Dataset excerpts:
========================================
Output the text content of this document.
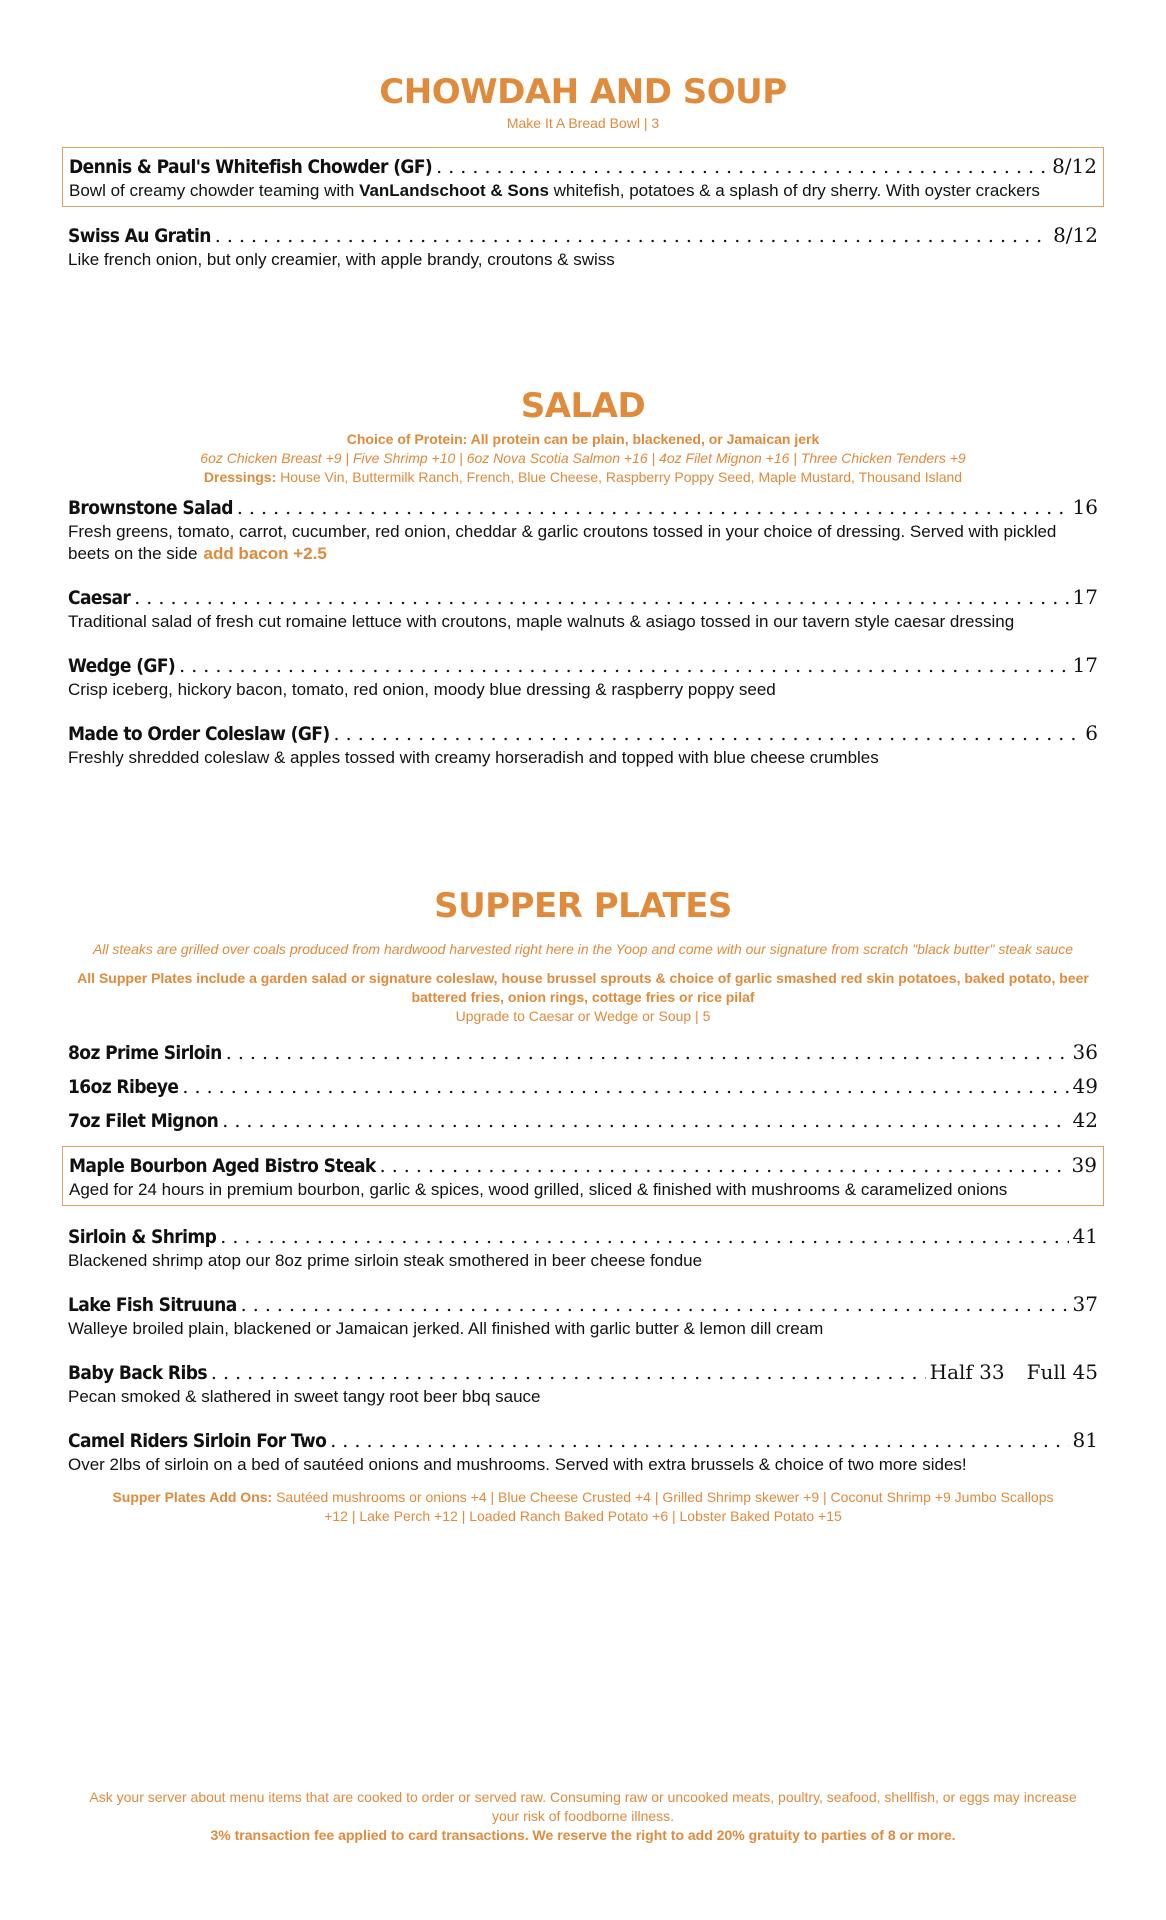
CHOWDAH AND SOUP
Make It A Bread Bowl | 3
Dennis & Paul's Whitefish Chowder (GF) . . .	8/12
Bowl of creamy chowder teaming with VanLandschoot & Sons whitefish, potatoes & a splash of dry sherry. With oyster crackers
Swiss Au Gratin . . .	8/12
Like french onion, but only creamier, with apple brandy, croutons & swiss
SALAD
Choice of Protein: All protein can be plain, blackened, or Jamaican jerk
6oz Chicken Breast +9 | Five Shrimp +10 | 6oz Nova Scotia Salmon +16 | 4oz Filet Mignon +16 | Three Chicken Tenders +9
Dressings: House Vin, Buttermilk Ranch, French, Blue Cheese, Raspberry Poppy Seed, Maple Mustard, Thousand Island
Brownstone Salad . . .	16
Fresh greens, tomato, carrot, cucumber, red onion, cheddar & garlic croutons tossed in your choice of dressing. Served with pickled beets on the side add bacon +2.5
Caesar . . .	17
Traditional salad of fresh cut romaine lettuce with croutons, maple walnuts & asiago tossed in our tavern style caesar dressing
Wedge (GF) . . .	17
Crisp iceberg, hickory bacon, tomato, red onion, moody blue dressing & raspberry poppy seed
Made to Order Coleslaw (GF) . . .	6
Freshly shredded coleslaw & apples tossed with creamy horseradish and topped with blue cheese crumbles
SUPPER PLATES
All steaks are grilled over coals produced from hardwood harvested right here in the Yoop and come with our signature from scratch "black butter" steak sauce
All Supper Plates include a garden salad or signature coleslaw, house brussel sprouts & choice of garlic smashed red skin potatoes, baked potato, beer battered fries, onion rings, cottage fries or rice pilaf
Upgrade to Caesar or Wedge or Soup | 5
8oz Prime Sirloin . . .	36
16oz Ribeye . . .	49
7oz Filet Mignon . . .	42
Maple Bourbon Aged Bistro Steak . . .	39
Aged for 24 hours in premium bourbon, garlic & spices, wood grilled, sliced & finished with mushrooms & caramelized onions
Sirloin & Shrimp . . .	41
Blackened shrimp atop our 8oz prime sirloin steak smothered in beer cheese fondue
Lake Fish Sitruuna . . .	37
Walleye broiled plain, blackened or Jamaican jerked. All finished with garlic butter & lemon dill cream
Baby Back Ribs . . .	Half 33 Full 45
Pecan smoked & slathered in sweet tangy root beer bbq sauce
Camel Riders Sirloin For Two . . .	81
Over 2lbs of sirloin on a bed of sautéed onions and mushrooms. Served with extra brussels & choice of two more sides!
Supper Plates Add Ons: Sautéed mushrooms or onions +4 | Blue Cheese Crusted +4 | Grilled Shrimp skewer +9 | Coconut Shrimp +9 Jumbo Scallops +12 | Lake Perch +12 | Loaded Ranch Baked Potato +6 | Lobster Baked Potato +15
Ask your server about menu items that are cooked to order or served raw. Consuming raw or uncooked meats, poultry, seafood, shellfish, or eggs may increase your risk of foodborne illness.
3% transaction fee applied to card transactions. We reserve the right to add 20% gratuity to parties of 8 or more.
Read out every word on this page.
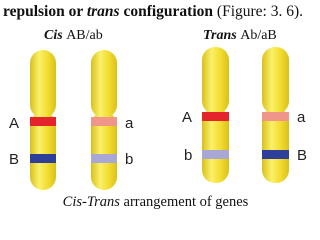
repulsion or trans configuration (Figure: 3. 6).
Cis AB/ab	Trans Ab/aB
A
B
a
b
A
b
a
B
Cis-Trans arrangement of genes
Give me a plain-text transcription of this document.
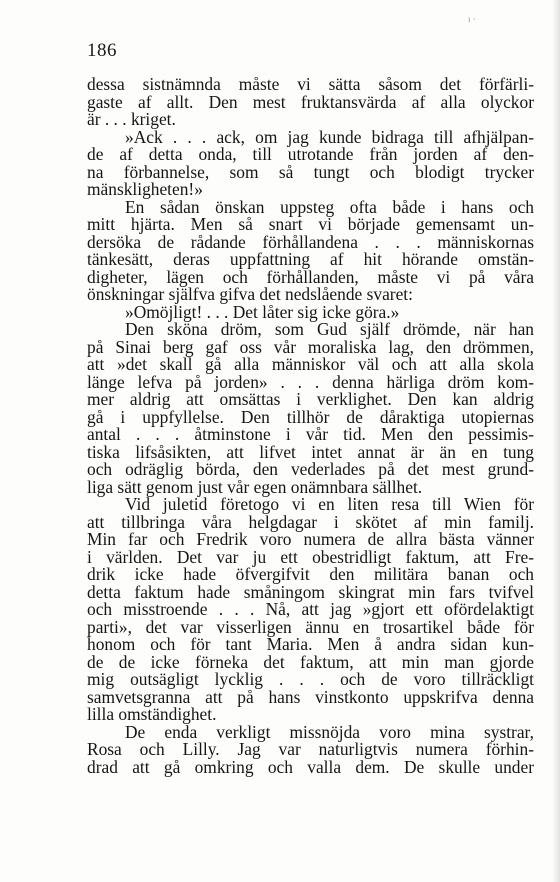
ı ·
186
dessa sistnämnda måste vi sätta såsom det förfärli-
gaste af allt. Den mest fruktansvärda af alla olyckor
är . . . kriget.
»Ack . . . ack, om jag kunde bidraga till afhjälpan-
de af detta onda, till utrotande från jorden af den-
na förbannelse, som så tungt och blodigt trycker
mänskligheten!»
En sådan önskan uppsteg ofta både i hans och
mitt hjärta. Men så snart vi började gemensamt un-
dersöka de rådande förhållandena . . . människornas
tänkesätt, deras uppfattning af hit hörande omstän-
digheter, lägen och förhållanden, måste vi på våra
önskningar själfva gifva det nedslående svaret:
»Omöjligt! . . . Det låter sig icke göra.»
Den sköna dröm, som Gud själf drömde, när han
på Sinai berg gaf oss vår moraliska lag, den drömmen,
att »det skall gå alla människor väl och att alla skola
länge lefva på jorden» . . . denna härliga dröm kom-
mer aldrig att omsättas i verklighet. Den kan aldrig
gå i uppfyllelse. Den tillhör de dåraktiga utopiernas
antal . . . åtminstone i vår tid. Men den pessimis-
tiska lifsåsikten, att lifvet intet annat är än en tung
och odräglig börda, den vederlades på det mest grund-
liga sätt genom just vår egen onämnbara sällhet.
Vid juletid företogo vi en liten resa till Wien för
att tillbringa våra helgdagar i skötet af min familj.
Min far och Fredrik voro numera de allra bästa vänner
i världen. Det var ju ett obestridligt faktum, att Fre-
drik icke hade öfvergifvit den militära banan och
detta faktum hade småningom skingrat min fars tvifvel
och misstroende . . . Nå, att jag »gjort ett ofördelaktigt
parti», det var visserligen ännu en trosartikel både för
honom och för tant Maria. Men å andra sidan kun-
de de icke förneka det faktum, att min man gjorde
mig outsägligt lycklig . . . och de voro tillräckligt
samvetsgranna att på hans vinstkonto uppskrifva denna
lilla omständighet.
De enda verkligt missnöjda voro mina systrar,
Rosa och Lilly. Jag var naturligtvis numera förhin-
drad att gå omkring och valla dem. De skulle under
========================================
Return each line of the entries that holds the string "tossed".

Fresh greens, tomato, carrot, cucumber, red onion, cheddar & garlic croutons tossed in your choice of dressing. Served with pickled beets on the side add bacon +2.5
Traditional salad of fresh cut romaine lettuce with croutons, maple walnuts & asiago tossed in our tavern style caesar dressing
Freshly shredded coleslaw & apples tossed with creamy horseradish and topped with blue cheese crumbles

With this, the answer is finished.